> **DIRECTIONS FOR THIS TASK**
Check every line of the entries that follow, and copy the ones containing "name".

***

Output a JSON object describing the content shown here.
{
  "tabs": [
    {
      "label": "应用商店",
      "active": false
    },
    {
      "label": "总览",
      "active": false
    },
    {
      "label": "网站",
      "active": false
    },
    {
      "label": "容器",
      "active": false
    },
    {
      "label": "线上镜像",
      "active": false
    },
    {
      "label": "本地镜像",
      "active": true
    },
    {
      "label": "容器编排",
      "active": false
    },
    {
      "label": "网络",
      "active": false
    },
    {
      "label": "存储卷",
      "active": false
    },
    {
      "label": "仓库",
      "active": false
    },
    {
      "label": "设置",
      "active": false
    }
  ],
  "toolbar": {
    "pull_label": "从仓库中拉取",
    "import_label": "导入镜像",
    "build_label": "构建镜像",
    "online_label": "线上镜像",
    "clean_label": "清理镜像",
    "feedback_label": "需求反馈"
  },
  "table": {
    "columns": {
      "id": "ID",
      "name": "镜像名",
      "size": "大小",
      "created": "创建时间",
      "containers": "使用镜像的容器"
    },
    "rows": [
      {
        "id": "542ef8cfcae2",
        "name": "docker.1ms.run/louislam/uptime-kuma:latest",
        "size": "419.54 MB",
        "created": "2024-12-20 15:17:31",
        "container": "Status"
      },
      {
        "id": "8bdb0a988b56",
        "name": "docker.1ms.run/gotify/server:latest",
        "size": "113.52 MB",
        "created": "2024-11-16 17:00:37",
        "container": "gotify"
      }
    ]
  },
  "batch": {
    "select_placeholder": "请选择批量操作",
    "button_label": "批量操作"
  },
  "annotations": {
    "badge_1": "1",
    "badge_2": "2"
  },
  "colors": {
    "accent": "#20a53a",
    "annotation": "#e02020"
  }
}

***

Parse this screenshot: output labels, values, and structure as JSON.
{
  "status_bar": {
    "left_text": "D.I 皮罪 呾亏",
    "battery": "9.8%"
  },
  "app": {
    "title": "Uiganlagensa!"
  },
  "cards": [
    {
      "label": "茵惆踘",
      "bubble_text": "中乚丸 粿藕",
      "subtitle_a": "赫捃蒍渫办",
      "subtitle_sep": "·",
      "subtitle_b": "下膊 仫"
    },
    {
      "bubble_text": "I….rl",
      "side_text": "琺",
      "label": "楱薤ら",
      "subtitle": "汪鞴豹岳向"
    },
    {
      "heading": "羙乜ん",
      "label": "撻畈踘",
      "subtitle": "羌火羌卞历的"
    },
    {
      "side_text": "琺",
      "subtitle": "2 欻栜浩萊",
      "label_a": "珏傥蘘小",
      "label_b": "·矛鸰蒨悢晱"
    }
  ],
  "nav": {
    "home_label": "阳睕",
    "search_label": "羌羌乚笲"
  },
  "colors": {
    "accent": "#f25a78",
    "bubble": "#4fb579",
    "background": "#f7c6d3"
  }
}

***

> **EXERCISE OUTPUT**
      "name": "镜像名",
        "name": "docker.1ms.run/louislam/uptime-kuma:latest",
        "name": "docker.1ms.run/gotify/server:latest",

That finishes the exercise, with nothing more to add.